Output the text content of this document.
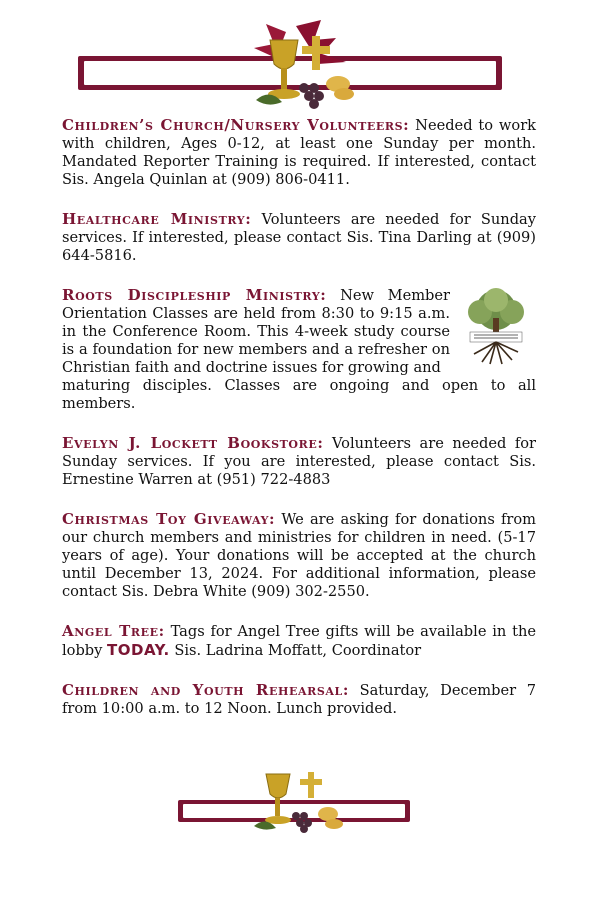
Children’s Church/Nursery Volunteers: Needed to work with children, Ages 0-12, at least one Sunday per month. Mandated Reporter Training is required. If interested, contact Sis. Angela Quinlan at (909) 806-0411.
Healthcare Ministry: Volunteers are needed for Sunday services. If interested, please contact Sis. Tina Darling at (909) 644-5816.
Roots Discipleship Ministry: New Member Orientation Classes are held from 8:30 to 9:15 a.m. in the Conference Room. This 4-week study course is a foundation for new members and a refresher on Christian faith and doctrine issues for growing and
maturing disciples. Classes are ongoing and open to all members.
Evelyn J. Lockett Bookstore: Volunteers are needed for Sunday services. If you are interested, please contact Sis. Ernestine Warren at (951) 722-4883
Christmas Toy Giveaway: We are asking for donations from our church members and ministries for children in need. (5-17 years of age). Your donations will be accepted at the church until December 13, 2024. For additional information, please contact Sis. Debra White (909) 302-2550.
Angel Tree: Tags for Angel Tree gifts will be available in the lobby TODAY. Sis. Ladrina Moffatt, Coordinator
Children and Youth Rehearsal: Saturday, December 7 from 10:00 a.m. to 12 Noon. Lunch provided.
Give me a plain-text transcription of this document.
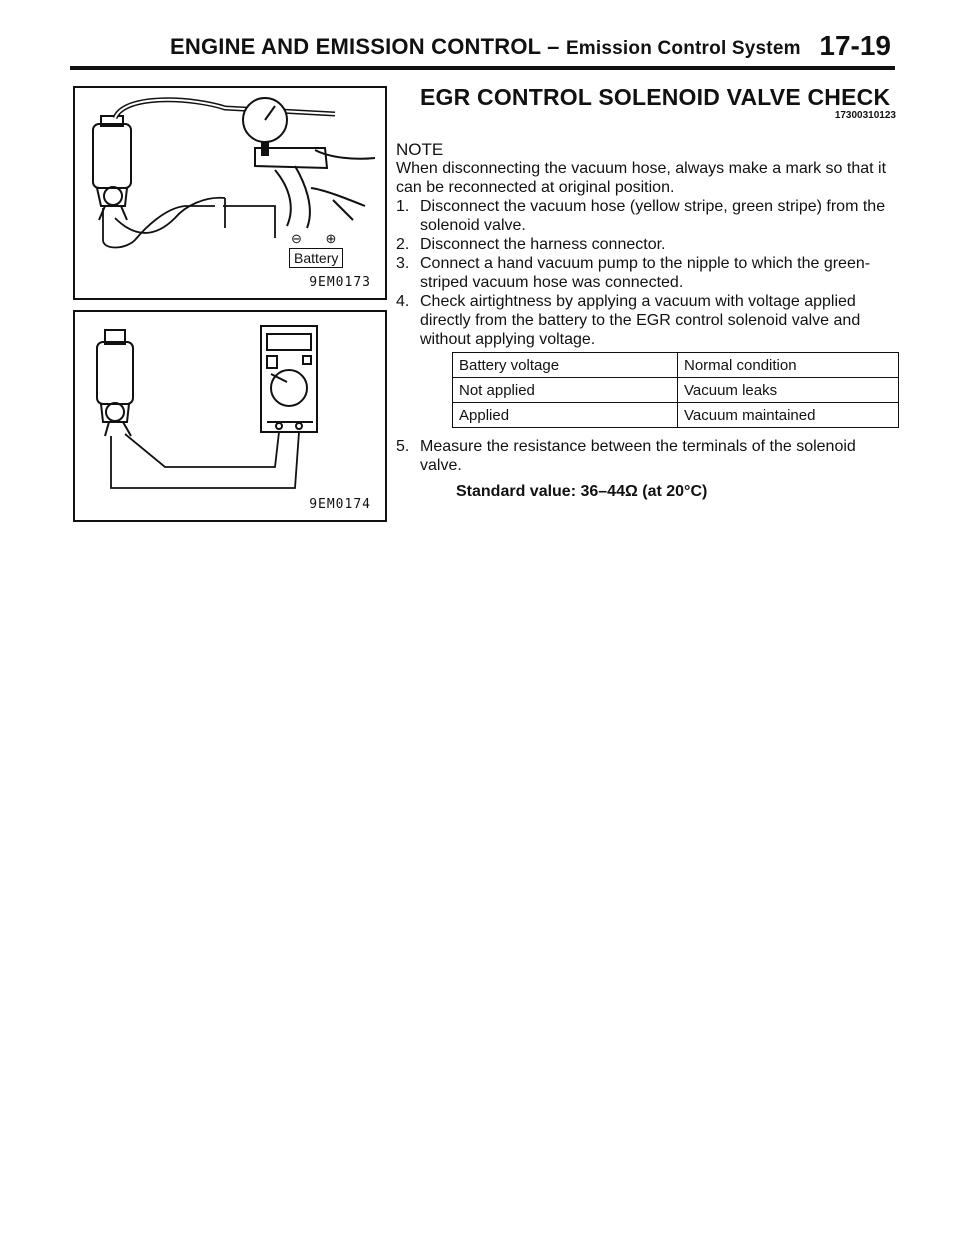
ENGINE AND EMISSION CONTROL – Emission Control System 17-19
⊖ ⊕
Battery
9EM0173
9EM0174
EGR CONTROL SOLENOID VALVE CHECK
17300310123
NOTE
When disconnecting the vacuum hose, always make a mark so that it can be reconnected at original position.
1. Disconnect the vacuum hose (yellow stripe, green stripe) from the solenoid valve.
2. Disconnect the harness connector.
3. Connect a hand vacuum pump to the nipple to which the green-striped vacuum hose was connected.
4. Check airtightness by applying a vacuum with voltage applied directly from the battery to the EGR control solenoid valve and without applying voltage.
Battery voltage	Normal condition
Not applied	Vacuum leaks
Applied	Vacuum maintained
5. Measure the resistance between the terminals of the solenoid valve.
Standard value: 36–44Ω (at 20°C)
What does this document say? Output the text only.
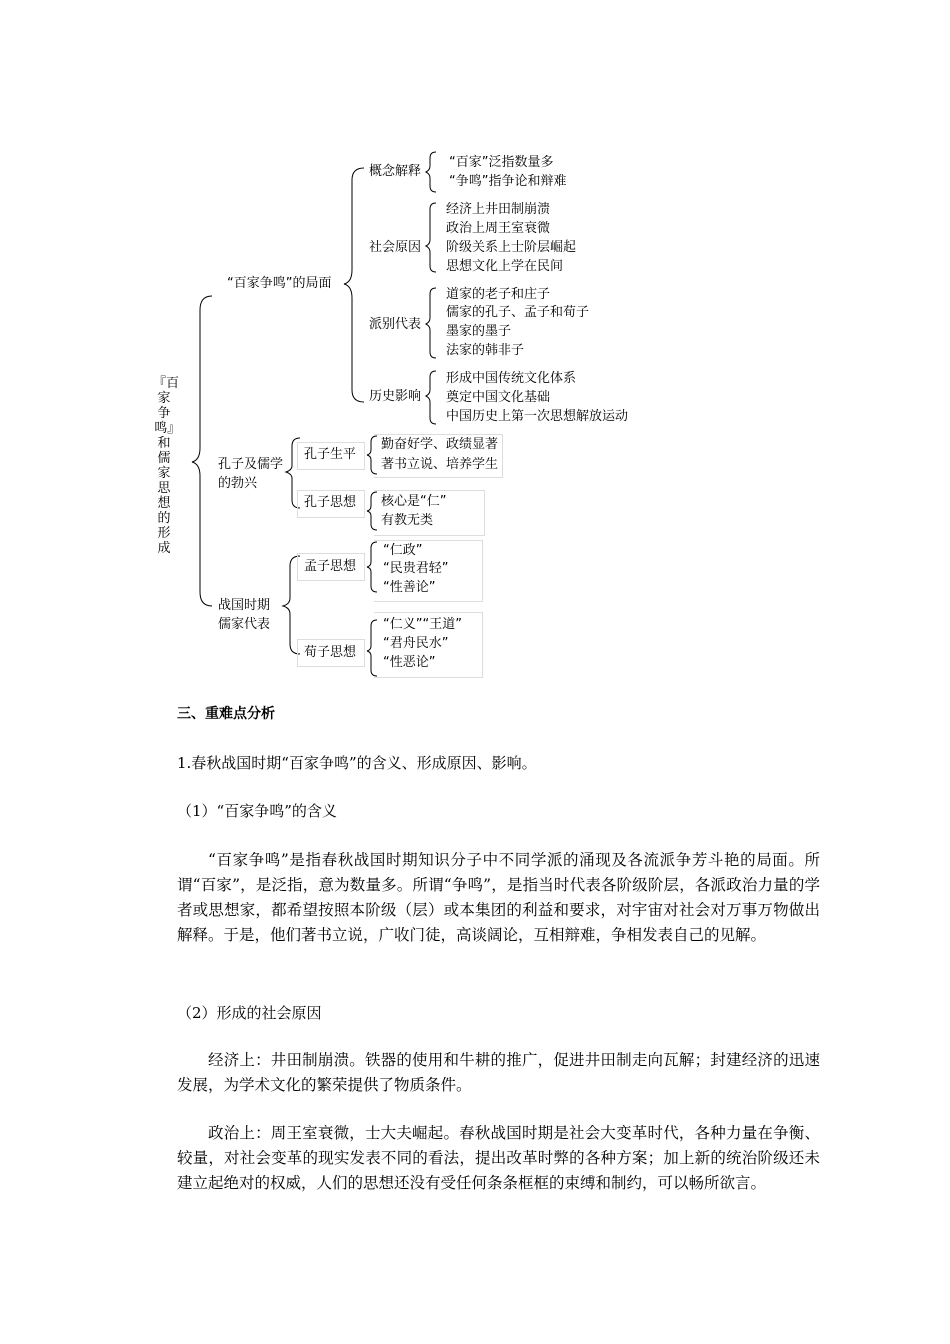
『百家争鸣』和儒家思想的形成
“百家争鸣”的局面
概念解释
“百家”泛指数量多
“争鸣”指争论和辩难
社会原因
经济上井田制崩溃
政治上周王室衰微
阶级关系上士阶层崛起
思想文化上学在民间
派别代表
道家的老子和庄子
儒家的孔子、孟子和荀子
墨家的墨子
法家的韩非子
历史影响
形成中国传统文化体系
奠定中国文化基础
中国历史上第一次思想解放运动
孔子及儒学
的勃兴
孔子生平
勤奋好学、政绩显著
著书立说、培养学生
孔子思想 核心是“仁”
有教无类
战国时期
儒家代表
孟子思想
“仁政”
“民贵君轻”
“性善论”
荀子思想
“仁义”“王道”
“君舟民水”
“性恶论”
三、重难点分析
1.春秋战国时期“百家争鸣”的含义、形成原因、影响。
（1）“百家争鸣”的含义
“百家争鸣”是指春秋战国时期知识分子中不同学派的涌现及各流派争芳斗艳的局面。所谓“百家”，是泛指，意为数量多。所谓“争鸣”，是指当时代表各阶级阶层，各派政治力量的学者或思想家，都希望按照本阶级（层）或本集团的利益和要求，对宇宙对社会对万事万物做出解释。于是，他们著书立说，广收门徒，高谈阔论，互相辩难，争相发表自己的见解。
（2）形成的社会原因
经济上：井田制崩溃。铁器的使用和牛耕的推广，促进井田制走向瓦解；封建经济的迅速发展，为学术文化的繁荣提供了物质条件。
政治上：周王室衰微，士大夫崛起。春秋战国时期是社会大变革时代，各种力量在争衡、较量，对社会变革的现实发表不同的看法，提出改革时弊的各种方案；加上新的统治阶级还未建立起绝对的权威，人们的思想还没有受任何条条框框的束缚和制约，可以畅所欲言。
- - - - -
▶ [PROBLEM TO WORK ON]:
Reply with nothing except the number of lines in the listing above that include "百家争鸣".

▶ [TASK RESULT]:
5